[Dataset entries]
========================================================================

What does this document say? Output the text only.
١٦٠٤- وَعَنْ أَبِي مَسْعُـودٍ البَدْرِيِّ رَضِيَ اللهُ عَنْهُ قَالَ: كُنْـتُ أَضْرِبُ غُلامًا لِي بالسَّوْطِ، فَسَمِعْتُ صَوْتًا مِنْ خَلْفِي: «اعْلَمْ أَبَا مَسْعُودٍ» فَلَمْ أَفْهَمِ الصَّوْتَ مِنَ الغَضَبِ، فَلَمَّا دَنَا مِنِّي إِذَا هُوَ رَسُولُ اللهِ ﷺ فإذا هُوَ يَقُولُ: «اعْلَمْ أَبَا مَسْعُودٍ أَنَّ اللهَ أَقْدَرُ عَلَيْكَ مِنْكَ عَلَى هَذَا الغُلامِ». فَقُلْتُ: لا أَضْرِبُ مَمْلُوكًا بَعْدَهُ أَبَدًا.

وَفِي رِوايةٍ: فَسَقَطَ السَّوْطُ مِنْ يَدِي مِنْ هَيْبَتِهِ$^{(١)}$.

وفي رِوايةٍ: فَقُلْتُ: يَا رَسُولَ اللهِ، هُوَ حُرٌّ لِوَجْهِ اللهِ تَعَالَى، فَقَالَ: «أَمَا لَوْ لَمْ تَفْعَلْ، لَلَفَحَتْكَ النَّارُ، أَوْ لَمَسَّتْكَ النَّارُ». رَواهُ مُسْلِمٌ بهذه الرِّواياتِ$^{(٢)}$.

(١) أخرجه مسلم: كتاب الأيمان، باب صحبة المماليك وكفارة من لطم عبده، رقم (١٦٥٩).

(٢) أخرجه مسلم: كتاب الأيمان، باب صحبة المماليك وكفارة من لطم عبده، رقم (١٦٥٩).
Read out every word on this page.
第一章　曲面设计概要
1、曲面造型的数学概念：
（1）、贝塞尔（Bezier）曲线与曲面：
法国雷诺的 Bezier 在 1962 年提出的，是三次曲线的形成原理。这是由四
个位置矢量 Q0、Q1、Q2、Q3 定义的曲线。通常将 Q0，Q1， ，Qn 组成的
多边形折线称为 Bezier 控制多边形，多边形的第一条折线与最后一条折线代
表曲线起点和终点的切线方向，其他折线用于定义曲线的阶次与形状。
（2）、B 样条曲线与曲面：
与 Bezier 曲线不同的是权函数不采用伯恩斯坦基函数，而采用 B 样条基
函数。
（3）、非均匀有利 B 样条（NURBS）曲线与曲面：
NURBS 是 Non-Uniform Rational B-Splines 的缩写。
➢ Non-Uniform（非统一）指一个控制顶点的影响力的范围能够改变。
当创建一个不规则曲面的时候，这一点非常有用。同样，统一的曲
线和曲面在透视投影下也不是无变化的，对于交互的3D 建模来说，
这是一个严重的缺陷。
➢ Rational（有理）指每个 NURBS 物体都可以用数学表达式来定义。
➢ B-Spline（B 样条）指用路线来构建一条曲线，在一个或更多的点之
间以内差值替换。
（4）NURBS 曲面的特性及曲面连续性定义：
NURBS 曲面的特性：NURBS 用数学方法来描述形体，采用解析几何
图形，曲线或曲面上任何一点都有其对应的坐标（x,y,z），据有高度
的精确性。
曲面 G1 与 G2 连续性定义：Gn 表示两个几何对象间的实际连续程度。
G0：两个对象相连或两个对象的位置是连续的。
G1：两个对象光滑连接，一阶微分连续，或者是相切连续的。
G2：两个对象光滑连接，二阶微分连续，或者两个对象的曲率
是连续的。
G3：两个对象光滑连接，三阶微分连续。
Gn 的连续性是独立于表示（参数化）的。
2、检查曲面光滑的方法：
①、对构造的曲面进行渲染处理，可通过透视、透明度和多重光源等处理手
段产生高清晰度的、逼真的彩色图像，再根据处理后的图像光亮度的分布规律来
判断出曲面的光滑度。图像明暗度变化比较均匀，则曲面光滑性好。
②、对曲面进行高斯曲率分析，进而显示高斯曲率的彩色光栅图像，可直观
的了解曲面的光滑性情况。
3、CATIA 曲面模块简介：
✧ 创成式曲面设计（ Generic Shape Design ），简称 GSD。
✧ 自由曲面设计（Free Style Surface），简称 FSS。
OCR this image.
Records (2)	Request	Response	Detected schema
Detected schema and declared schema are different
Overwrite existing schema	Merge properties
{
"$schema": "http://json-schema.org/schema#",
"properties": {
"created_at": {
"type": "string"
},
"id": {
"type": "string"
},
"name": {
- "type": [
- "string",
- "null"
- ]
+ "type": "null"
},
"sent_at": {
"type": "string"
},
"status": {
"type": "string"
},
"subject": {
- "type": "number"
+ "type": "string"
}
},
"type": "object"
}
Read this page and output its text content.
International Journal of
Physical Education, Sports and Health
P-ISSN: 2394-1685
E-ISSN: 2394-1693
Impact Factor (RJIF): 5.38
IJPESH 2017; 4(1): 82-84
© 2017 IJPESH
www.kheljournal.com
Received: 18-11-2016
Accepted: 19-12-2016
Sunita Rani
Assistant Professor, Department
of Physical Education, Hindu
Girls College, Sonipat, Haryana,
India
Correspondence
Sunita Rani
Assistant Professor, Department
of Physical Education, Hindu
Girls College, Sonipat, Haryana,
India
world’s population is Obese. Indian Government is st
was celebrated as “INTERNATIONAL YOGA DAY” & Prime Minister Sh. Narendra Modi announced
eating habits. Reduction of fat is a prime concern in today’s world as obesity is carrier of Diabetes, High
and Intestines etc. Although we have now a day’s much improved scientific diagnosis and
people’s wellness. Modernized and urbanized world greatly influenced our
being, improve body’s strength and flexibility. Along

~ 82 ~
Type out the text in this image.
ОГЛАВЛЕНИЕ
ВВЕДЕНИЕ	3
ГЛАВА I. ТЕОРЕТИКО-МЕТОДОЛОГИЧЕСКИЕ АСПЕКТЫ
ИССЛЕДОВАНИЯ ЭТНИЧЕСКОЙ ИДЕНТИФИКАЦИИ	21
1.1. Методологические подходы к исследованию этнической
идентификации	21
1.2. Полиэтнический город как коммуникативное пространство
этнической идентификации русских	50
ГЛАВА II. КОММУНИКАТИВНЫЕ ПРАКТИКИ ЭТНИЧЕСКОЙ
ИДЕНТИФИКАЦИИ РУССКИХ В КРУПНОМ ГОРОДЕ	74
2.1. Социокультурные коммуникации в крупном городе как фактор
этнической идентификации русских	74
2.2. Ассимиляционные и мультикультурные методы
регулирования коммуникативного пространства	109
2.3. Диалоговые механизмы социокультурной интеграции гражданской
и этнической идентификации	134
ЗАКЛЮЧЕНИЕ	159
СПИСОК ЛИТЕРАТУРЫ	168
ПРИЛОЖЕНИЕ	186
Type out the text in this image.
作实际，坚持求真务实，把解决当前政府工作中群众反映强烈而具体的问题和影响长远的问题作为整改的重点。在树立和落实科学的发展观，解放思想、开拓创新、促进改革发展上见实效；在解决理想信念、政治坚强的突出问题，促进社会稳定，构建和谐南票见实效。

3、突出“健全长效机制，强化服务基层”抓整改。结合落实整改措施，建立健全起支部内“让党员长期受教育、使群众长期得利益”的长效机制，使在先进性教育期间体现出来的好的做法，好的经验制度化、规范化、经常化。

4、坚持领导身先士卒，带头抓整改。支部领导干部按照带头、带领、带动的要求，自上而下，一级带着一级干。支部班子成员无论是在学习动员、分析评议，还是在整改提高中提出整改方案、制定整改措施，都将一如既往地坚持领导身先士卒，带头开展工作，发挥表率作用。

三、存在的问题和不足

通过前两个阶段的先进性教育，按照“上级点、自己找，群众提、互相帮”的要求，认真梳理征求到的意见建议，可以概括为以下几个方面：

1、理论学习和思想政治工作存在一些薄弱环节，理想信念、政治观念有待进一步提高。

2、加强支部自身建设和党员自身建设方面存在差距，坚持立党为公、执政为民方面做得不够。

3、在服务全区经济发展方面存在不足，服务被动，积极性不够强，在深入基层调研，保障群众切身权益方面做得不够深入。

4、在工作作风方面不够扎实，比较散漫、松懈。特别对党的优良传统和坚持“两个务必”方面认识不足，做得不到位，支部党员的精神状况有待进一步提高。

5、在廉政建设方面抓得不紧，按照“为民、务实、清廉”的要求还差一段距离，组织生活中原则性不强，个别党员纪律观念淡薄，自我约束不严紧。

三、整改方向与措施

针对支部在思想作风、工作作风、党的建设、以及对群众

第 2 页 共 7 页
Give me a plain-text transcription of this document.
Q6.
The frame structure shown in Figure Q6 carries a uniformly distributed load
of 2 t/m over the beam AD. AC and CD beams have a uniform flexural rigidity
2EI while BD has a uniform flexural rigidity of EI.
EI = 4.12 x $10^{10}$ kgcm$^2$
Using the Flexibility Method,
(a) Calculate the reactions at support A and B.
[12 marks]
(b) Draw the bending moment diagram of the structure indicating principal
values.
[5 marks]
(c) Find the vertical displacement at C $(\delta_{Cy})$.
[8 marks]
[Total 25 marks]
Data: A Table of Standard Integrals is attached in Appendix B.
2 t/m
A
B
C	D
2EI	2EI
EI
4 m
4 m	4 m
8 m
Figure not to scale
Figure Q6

========================================================================

--- SET TASK ---
Search the entries for the word "text" and copy every line that has it.

--- WRITTEN SOLUTION ---
What does this document say? Output the text only.
Read this page and output its text content.
Type out the text in this image.
Type out the text in this image.
Give me a plain-text transcription of this document.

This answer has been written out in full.